> **What you have to do**: Identify all lines below that hold "Growth" and collect them.

> **Source records**:
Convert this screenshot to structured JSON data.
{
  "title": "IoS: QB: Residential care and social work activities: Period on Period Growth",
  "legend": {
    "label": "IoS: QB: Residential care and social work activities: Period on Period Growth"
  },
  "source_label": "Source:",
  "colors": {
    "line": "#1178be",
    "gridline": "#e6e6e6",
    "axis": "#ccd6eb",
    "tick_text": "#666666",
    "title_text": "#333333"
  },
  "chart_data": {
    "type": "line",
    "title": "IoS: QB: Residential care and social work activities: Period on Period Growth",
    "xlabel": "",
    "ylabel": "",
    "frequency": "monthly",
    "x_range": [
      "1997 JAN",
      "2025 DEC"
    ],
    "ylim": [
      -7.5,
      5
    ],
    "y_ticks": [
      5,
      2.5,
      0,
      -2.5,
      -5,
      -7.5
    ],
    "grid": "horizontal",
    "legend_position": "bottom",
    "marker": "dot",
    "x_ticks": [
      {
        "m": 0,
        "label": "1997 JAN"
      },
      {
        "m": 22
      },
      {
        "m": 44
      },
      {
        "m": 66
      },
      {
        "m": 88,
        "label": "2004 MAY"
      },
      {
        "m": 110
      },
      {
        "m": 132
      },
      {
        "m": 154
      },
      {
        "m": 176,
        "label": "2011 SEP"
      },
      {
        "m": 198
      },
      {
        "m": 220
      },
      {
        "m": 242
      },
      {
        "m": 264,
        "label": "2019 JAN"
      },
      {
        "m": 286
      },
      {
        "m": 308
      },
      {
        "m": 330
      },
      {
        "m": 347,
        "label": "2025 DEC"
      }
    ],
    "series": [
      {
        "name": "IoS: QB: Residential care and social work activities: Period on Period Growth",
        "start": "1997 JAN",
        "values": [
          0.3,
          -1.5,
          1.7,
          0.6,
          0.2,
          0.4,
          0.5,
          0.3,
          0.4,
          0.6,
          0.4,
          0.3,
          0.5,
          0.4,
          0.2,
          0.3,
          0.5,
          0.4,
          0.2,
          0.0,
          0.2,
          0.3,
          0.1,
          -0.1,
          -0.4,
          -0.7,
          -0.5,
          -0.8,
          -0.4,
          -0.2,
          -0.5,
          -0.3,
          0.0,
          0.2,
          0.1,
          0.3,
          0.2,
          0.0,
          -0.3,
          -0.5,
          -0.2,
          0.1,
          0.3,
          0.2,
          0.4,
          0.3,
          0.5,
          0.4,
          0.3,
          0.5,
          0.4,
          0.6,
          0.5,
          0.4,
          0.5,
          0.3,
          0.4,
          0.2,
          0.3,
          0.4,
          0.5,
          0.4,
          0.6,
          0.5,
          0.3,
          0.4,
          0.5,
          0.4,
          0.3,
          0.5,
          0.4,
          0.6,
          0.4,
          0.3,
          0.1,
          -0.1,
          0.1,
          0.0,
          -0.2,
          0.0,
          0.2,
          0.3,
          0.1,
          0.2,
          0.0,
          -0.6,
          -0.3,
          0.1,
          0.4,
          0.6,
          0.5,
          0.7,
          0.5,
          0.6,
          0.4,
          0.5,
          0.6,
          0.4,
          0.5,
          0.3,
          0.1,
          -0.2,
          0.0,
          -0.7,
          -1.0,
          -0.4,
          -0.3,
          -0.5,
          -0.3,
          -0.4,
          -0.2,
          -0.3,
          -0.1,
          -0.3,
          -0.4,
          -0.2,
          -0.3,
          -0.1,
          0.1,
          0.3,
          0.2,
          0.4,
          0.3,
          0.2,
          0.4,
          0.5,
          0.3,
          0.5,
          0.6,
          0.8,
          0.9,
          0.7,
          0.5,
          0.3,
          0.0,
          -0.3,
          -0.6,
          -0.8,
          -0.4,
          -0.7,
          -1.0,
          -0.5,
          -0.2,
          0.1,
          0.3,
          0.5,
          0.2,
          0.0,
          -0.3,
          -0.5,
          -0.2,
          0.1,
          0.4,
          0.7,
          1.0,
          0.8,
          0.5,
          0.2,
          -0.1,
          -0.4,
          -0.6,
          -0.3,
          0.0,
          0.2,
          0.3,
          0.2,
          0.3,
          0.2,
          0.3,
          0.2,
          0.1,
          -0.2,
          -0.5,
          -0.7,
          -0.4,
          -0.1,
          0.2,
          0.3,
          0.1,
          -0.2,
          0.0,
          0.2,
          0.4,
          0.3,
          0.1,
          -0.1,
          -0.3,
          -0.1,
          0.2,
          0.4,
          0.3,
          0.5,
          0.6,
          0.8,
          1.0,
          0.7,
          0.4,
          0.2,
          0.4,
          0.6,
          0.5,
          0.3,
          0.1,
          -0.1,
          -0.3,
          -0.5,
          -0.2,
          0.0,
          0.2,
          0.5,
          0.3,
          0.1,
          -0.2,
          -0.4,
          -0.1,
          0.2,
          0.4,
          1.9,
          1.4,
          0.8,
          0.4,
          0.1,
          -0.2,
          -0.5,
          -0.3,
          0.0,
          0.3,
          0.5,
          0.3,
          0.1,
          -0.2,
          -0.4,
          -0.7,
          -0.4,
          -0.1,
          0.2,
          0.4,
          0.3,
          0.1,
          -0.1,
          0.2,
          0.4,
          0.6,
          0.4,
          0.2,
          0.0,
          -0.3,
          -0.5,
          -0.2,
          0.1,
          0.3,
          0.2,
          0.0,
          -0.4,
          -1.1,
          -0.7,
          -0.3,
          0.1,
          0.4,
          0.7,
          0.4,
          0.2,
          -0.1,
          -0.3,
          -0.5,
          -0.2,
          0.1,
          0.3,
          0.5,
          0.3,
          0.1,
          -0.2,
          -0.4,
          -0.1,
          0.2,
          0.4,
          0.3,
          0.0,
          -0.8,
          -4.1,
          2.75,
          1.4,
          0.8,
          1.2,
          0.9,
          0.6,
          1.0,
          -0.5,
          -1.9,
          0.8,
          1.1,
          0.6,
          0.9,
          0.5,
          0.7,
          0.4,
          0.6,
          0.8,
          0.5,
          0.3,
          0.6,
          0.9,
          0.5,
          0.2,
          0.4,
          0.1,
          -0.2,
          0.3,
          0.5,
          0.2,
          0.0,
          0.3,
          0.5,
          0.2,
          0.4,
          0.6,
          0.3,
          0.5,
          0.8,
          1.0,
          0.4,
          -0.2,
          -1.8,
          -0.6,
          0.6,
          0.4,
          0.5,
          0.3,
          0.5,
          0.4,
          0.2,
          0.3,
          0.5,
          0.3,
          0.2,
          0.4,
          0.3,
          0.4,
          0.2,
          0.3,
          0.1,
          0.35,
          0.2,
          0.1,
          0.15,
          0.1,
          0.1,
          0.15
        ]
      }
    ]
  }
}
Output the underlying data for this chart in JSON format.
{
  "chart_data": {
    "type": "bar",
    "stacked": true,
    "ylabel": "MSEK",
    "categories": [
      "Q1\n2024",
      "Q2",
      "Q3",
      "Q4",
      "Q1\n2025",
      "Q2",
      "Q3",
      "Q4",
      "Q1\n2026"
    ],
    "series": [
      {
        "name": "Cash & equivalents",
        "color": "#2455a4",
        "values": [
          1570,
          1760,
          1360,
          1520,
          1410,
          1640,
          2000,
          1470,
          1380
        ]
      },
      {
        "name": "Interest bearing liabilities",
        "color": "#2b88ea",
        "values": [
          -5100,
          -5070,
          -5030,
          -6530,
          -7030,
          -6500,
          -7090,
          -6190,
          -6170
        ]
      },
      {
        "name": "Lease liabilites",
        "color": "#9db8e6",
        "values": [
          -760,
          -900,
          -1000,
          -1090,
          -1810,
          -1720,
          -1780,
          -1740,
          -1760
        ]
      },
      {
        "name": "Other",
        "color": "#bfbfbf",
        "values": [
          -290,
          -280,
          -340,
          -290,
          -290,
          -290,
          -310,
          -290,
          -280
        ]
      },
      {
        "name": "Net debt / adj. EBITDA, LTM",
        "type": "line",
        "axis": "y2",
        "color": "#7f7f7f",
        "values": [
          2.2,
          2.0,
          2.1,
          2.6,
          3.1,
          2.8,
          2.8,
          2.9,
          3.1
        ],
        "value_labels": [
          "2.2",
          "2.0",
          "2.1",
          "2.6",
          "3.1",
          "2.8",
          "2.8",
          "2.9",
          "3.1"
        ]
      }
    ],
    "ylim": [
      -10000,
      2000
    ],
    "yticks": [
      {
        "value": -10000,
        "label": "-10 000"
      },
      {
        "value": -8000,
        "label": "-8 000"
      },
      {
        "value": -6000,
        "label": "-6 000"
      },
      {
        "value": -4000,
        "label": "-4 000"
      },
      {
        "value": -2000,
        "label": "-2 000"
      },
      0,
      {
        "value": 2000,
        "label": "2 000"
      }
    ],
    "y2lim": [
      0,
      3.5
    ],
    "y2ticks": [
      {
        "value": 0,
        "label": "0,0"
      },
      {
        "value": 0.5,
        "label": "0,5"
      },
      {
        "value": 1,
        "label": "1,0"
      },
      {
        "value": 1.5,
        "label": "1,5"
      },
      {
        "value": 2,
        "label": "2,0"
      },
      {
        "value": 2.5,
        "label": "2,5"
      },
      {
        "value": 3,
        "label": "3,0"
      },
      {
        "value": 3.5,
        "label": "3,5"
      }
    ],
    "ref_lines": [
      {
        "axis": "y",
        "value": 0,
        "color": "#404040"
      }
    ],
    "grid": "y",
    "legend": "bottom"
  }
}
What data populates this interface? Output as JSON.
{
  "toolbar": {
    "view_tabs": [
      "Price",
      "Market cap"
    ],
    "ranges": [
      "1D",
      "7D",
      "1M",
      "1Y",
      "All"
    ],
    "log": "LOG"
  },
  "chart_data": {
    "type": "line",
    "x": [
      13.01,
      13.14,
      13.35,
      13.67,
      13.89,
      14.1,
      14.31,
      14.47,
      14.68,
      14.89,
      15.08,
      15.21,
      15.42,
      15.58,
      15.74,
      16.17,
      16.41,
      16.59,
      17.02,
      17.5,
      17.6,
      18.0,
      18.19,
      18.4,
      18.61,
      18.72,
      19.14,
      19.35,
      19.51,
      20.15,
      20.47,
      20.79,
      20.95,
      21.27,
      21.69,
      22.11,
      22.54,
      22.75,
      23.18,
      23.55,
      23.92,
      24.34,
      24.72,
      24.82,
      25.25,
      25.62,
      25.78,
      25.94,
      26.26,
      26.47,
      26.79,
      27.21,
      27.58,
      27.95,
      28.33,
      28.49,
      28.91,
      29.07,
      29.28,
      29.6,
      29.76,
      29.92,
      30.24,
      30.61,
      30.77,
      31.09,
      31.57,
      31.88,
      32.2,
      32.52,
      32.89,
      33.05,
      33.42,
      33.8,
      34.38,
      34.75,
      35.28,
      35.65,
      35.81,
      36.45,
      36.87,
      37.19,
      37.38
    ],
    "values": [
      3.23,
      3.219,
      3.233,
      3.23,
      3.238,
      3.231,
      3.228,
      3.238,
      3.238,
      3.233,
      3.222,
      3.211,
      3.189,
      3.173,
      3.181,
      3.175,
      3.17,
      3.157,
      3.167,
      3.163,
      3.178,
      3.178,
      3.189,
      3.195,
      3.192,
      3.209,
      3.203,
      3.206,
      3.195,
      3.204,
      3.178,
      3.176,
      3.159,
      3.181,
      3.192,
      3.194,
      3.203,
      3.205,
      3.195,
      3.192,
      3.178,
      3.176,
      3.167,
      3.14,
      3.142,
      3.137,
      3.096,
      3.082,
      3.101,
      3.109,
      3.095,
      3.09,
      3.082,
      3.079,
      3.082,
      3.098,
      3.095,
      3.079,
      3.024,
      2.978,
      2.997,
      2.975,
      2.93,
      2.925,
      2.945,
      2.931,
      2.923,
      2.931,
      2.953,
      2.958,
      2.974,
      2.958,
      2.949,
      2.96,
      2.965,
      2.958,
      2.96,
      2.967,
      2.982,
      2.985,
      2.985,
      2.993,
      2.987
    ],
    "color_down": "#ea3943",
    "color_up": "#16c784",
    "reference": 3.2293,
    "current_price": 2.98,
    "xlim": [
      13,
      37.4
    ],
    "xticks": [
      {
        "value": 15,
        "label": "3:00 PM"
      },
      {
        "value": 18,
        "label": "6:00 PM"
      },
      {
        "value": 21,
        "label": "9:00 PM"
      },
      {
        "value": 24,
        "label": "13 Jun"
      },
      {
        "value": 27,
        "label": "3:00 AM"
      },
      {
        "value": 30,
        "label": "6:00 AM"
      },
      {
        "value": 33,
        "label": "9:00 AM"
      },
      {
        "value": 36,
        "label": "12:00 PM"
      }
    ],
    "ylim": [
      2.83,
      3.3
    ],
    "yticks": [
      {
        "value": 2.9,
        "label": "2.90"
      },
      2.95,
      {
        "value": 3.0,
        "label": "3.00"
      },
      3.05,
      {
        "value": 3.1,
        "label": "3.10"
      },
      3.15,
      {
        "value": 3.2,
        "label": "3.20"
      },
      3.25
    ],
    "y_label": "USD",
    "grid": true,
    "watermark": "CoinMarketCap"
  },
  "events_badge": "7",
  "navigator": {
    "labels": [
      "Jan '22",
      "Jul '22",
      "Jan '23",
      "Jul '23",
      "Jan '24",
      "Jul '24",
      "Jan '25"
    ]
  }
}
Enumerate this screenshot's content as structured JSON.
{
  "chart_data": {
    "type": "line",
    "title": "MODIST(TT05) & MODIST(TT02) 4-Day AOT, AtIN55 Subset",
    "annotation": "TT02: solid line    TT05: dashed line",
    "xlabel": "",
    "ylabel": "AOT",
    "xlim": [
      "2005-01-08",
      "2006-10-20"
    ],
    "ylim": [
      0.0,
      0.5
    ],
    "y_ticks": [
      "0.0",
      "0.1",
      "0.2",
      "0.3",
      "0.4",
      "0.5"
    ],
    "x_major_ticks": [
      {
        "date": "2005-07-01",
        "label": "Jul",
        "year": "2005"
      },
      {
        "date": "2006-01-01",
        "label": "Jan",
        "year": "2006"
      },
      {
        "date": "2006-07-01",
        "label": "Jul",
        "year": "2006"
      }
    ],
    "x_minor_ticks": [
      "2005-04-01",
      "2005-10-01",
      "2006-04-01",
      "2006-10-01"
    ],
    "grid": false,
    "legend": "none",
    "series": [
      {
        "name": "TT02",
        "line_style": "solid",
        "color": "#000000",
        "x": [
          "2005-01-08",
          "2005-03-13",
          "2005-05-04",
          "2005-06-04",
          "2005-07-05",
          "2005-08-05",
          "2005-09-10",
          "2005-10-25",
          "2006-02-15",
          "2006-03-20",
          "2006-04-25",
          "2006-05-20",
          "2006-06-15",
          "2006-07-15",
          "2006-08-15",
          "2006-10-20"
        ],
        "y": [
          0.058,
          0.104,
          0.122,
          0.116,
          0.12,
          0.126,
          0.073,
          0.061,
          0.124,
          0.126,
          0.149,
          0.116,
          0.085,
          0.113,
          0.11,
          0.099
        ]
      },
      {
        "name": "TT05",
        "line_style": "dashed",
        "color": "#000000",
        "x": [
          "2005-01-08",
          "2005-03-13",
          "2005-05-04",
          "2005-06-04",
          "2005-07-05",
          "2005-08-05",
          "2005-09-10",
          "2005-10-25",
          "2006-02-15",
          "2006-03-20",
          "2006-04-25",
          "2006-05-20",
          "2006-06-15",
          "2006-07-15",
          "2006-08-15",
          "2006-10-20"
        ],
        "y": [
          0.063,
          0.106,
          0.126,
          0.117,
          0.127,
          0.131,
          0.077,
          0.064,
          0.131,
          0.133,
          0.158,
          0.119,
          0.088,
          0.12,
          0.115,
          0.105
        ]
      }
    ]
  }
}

> **Result for this exercise**:
  "title": "IoS: QB: Residential care and social work activities: Period on Period Growth",
    "label": "IoS: QB: Residential care and social work activities: Period on Period Growth"
    "title": "IoS: QB: Residential care and social work activities: Period on Period Growth",
        "name": "IoS: QB: Residential care and social work activities: Period on Period Growth",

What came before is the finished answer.